WHAT YOU NEED TO DO:
Can you lay out every line of the records below as a JSON list of strings, one string per line, with blank lines and pictures left out?

=== PROVIDED ENTRIES ===

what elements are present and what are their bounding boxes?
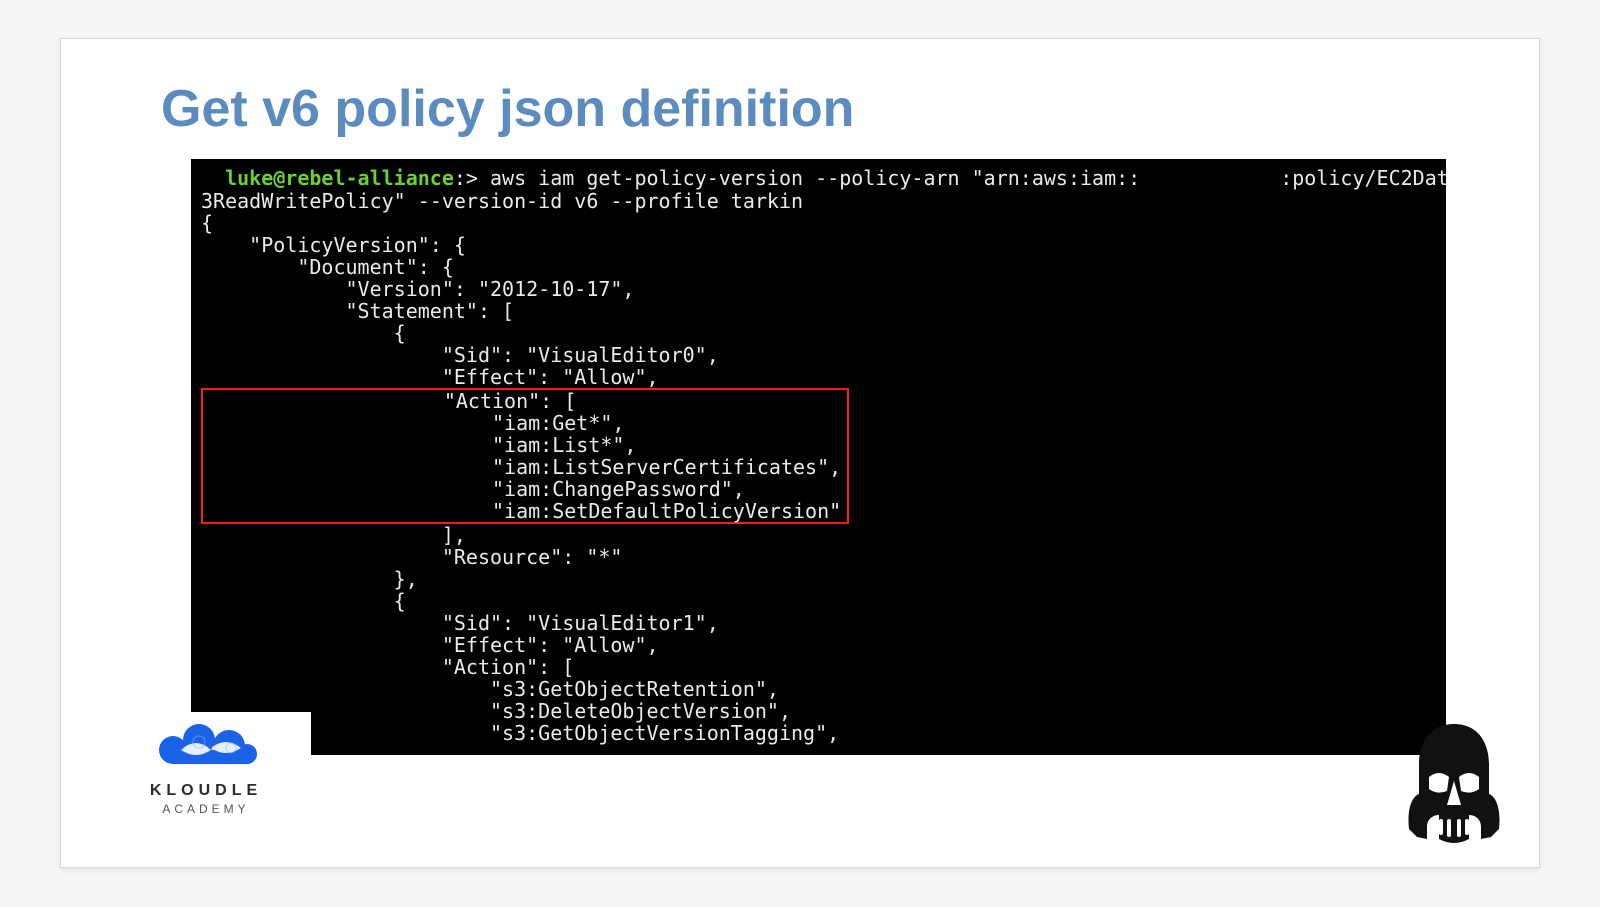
prompt-suffix: :>: [454, 166, 490, 190]
slide-title: Get v6 policy json definition: [161, 79, 1479, 139]
terminal-window: luke@rebel-alliance:> aws iam get-policy…: [191, 159, 1446, 755]
terminal-line-prompt: luke@rebel-alliance:> aws iam get-policy…: [201, 166, 1446, 190]
kloudle-logo-block: KLOUDLE ACADEMY: [101, 712, 311, 842]
json-highlight: "Action": [ "iam:Get*", "iam:List*", "ia…: [203, 389, 841, 523]
prompt-user: luke@rebel-alliance: [225, 166, 454, 190]
cmd-line2: 3ReadWritePolicy" --version-id v6 --prof…: [201, 189, 803, 213]
vader-icon: [1399, 719, 1509, 849]
kloudle-cloud-icon: [151, 720, 261, 770]
logo-sub: ACADEMY: [101, 802, 311, 816]
cmd-part1: aws iam get-policy-version --policy-arn …: [490, 166, 1140, 190]
json-before: { "PolicyVersion": { "Document": { "Vers…: [201, 211, 719, 389]
slide: Get v6 policy json definition luke@rebel…: [60, 38, 1540, 868]
redacted-account-id: [1140, 172, 1280, 190]
cmd-part2: :policy/EC2DataS: [1280, 166, 1446, 190]
logo-name: KLOUDLE: [101, 782, 311, 800]
highlighted-actions-box: "Action": [ "iam:Get*", "iam:List*", "ia…: [201, 388, 849, 524]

===

SOLUTION FOR THIS PROBLEM:
[
  "what elements are present and what are their bounding boxes?",
  "prompt-suffix: :>: [454, 166, 490, 190]",
  "slide-title: Get v6 policy json definition: [161, 79, 1479, 139]",
  "terminal-window: luke@rebel-alliance:> aws iam get-policy…: [191, 159, 1446, 755]",
  "terminal-line-prompt: luke@rebel-alliance:> aws iam get-policy…: [201, 166, 1446, 190]",
  "kloudle-logo-block: KLOUDLE ACADEMY: [101, 712, 311, 842]",
  "json-highlight: \"Action\": [ \"iam:Get*\", \"iam:List*\", \"ia…: [203, 389, 841, 523]",
  "prompt-user: luke@rebel-alliance: [225, 166, 454, 190]",
  "cmd-line2: 3ReadWritePolicy\" --version-id v6 --prof…: [201, 189, 803, 213]",
  "vader-icon: [1399, 719, 1509, 849]",
  "kloudle-cloud-icon: [151, 720, 261, 770]",
  "logo-sub: ACADEMY: [101, 802, 311, 816]",
  "cmd-part1: aws iam get-policy-version --policy-arn …: [490, 166, 1140, 190]",
  "json-before: { \"PolicyVersion\": { \"Document\": { \"Vers…: [201, 211, 719, 389]",
  "slide: Get v6 policy json definition luke@rebel…: [60, 38, 1540, 868]",
  "redacted-account-id: [1140, 172, 1280, 190]",
  "cmd-part2: :policy/EC2DataS: [1280, 166, 1446, 190]",
  "logo-name: KLOUDLE: [101, 782, 311, 800]",
  "highlighted-actions-box: \"Action\": [ \"iam:Get*\", \"iam:List*\", \"ia…: [201, 388, 849, 524]"
]